+++ MATERIAL FOR THE TASK

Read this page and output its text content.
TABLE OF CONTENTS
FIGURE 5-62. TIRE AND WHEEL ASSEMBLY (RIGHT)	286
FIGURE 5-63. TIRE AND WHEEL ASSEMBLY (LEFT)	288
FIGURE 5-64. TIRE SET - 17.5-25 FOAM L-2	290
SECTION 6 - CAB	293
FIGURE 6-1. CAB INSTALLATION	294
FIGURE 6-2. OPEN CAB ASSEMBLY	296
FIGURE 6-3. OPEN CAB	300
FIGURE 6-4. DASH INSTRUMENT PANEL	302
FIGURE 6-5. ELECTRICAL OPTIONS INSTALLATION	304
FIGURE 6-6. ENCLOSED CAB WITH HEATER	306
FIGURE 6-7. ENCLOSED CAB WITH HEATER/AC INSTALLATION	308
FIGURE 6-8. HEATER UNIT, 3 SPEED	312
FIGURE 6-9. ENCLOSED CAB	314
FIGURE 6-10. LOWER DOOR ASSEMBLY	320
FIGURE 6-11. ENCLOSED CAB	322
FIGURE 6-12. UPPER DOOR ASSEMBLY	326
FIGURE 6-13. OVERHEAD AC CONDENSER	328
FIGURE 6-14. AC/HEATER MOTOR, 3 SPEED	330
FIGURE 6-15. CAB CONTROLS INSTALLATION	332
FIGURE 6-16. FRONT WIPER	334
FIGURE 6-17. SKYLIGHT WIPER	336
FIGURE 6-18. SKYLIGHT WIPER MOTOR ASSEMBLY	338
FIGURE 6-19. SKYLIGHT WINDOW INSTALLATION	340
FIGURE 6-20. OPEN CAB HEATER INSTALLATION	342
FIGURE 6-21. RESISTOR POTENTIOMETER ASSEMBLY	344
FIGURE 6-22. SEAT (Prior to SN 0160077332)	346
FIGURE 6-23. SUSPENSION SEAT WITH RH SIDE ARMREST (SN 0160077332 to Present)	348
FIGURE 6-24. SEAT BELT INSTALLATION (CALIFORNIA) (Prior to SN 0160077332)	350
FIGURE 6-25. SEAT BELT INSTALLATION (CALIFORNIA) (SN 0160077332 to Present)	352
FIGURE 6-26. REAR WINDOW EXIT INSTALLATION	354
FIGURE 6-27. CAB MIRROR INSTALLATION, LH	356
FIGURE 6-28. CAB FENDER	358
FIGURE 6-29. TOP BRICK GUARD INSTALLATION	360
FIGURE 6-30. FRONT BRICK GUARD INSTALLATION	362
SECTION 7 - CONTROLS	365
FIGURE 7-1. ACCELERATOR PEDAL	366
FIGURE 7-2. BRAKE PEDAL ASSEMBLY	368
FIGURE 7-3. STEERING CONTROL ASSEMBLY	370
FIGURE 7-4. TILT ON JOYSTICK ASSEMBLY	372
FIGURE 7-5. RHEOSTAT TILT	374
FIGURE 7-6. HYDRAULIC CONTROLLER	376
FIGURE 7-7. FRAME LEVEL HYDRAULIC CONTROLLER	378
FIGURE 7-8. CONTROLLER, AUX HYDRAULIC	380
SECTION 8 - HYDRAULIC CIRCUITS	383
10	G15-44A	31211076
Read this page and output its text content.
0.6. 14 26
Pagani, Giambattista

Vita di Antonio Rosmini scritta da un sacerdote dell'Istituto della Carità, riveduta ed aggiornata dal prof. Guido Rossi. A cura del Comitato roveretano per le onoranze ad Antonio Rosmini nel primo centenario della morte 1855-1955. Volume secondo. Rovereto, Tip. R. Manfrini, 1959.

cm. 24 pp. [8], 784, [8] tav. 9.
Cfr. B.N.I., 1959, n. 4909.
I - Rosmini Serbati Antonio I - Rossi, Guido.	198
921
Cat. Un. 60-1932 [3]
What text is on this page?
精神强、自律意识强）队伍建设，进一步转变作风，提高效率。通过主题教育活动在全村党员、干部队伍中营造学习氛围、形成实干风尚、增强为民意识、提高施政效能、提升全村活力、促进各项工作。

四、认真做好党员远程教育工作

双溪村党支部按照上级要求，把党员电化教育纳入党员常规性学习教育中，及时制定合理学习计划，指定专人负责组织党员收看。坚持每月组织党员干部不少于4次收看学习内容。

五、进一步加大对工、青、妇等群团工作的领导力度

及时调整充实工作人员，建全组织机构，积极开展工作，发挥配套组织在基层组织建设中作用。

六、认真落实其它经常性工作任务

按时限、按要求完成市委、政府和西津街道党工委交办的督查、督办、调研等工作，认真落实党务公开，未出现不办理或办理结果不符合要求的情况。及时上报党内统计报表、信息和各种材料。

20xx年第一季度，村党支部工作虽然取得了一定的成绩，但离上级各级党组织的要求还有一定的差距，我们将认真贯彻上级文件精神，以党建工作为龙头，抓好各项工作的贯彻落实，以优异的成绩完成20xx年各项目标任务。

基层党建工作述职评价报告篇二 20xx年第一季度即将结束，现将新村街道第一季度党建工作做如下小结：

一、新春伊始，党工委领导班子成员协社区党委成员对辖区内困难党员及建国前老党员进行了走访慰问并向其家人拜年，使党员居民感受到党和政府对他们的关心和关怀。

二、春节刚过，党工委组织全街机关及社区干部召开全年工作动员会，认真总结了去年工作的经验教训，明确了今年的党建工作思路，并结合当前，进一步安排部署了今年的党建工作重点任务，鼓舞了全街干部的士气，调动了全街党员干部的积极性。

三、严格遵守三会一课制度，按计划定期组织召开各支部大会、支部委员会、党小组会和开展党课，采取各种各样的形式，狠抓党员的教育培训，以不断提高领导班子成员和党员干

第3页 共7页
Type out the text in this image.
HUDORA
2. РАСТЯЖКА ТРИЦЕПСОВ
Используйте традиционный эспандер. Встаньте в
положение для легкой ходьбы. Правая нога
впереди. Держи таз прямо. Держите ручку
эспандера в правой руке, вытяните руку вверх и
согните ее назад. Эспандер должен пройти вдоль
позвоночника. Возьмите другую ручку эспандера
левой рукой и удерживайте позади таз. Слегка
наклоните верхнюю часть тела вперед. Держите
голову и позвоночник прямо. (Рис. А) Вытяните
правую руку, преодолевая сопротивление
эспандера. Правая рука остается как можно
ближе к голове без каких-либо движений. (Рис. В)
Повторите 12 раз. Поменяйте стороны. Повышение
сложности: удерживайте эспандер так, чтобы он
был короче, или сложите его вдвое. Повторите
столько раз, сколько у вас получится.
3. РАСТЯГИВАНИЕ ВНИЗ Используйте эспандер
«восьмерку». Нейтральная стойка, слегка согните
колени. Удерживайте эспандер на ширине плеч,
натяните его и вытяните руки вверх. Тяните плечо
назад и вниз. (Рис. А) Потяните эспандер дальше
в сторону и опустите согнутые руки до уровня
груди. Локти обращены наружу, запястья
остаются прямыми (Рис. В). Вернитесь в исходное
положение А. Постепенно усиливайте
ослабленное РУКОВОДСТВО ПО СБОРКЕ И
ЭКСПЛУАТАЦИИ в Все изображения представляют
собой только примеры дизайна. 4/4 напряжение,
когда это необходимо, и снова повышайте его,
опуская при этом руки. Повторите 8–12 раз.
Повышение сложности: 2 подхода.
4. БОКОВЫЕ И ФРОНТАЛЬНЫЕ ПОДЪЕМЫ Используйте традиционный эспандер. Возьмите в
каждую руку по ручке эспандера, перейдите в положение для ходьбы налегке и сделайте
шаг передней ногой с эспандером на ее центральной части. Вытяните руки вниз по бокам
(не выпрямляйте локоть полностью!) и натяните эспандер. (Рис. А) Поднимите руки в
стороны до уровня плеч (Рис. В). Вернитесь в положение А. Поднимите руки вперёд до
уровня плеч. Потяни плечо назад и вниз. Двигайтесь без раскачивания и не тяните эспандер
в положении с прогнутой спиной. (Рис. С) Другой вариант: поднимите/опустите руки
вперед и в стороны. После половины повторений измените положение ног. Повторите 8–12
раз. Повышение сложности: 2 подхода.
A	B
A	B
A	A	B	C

++++++

_INSTRUCTIONS TO FOLLOW:_
Check the data for the word "HYDRAULIC" and pull out the lines that have it.

_WRITTEN RESPONSE:_
FIGURE 7-6. HYDRAULIC CONTROLLER	376
FIGURE 7-7. FRAME LEVEL HYDRAULIC CONTROLLER	378
FIGURE 7-8. CONTROLLER, AUX HYDRAULIC	380
SECTION 8 - HYDRAULIC CIRCUITS	383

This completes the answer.